> _To be done_: Tally the lines that contain the string "this" and give the number by itself.

> _Rows from a figure dataset_:
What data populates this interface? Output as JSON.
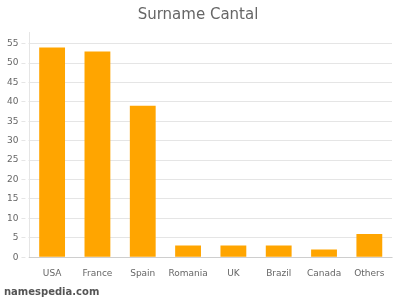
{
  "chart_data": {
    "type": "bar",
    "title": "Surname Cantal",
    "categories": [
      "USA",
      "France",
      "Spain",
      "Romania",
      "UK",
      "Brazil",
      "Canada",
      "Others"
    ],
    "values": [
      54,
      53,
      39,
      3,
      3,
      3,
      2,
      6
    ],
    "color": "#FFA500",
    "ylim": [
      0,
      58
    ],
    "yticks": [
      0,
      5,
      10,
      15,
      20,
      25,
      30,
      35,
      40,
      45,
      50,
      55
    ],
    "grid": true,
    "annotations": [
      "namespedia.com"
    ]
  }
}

* * *

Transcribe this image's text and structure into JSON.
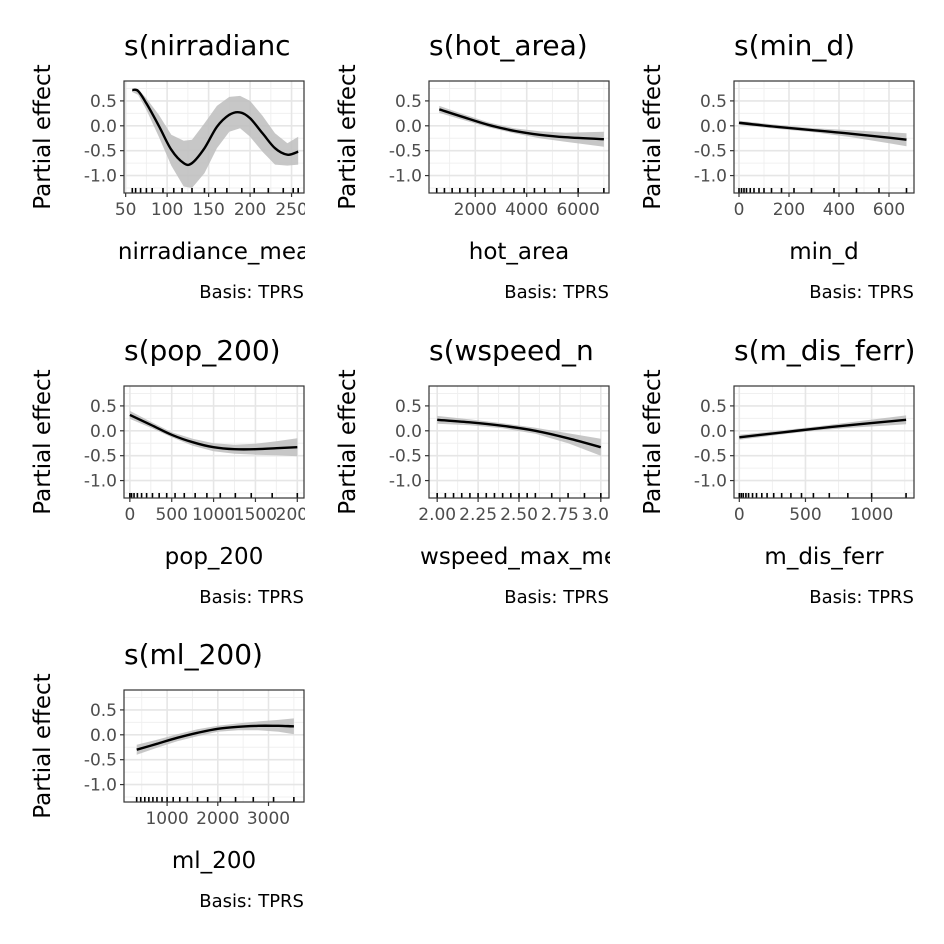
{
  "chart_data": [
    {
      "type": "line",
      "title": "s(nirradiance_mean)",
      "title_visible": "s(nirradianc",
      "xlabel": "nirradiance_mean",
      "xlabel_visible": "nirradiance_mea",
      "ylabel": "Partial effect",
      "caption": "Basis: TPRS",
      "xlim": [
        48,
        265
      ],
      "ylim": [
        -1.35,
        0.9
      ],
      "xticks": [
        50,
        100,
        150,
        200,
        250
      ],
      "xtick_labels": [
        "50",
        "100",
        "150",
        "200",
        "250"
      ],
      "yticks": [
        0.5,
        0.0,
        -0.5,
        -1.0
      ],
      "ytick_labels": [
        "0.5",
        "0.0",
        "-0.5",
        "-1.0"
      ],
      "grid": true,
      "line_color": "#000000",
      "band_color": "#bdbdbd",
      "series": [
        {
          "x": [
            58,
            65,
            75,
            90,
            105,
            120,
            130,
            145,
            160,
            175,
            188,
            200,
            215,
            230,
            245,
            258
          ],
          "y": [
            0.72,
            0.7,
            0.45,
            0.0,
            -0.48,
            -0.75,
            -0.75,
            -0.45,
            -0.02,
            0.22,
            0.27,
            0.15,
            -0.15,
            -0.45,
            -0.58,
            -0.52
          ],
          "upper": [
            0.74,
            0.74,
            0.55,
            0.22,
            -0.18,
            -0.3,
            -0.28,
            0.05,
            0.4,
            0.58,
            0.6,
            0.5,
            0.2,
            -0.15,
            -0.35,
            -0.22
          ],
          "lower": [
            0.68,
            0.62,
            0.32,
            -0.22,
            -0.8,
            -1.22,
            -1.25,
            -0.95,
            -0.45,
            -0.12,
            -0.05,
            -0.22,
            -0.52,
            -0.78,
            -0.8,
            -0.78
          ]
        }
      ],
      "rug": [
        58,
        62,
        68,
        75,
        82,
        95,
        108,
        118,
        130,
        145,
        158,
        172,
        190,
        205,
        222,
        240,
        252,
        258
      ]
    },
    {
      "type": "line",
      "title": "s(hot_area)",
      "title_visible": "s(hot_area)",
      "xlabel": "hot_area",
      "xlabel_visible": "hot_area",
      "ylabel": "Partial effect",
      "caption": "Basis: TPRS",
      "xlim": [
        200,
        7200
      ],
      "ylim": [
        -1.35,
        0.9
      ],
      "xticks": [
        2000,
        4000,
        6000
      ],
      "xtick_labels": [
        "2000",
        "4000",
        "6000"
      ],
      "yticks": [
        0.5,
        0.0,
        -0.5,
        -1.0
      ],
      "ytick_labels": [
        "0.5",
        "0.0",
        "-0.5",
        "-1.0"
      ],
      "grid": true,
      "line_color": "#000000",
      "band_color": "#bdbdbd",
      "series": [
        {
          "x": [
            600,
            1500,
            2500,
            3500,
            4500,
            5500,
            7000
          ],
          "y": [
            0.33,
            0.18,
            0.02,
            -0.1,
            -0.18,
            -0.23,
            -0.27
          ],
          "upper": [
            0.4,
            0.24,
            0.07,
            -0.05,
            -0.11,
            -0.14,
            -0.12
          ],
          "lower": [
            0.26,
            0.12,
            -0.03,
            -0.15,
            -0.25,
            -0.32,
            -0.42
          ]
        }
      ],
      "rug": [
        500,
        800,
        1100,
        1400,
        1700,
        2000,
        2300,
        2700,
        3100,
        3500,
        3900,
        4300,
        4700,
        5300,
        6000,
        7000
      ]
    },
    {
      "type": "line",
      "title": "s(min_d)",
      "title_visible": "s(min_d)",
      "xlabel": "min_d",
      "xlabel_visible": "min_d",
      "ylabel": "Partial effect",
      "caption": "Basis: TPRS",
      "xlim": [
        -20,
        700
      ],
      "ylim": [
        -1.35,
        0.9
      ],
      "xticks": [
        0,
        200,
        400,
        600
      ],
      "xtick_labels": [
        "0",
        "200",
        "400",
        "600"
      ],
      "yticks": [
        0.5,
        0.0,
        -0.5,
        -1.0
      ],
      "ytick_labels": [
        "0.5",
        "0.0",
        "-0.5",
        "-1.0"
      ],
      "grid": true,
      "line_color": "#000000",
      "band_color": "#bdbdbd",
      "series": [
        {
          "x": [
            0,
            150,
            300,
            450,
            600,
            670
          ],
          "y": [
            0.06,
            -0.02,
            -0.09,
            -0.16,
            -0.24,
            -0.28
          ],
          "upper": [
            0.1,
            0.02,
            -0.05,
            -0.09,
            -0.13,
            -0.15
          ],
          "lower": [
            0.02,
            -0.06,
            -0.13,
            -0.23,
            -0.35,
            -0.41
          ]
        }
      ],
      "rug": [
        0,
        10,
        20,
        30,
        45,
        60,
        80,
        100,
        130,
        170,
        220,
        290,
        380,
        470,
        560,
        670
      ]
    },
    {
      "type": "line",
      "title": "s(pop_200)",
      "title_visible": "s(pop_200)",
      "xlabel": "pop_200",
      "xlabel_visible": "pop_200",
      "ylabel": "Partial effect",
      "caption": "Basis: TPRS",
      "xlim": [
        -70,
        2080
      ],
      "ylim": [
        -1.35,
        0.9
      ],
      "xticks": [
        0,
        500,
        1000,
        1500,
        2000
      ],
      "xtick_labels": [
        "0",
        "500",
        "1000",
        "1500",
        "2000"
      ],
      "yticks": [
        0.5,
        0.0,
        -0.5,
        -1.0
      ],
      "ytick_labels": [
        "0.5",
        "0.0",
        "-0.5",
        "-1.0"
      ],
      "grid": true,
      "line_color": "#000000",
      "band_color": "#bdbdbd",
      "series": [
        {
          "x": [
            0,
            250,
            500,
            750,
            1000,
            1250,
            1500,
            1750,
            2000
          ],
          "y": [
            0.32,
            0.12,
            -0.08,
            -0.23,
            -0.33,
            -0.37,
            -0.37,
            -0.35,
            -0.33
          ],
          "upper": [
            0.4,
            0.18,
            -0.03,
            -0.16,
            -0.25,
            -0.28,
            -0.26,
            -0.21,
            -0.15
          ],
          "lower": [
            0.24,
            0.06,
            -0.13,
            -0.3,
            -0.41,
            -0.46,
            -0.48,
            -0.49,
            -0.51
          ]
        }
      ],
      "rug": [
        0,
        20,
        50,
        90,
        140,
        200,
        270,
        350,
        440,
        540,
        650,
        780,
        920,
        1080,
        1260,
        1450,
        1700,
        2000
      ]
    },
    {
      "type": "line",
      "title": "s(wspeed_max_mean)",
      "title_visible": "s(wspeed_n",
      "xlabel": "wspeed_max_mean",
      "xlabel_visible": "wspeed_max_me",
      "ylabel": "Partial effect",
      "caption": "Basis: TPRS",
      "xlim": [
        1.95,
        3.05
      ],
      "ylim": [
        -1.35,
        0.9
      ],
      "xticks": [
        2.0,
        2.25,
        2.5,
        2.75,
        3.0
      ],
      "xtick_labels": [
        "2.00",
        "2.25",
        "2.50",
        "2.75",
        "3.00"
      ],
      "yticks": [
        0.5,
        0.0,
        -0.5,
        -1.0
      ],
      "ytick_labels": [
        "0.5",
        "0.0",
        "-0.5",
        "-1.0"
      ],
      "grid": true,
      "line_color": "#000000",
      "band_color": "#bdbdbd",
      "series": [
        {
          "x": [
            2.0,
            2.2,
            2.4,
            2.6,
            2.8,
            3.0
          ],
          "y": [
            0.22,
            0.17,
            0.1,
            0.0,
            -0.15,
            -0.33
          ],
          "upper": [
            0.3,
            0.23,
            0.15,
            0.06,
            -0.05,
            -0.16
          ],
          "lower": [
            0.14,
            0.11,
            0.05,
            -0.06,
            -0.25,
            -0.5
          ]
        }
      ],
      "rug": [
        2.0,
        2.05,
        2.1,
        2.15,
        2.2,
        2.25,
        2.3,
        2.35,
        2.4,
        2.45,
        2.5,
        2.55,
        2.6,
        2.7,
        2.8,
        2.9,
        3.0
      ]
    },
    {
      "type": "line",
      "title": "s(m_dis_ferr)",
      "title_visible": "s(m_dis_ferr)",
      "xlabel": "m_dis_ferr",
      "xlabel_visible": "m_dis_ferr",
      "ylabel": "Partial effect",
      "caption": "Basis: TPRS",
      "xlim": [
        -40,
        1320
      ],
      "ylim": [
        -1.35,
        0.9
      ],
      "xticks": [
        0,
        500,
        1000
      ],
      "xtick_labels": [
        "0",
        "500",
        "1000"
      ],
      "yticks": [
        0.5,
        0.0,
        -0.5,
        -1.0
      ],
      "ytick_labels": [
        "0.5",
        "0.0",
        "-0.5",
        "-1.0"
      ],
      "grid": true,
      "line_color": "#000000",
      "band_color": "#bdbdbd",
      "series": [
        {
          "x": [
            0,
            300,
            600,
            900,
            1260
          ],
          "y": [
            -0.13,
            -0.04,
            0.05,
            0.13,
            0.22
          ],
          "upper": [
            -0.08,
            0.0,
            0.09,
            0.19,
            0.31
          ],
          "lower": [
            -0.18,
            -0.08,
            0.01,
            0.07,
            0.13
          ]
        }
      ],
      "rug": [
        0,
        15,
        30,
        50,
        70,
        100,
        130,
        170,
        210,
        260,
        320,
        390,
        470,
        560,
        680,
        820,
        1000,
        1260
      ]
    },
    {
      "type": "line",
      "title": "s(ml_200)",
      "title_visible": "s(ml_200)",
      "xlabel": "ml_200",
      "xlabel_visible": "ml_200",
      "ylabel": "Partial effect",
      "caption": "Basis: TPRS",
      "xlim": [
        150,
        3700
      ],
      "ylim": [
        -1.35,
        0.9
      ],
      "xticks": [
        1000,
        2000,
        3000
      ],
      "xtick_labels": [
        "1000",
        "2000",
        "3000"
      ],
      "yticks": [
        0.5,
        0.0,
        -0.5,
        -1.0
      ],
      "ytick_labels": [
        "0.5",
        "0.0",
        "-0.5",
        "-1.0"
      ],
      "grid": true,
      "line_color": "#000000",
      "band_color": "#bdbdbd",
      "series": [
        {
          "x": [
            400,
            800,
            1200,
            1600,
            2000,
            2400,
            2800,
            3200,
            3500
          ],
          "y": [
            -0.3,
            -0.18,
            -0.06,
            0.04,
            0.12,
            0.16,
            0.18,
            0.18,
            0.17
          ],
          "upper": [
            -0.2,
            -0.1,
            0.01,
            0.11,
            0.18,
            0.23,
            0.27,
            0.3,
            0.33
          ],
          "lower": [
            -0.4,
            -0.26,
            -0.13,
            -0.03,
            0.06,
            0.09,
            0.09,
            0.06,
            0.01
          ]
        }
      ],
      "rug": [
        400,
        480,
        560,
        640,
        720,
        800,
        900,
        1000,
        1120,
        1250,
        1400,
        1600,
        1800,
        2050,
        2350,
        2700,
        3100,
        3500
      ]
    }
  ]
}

> _Exercise solution_: 2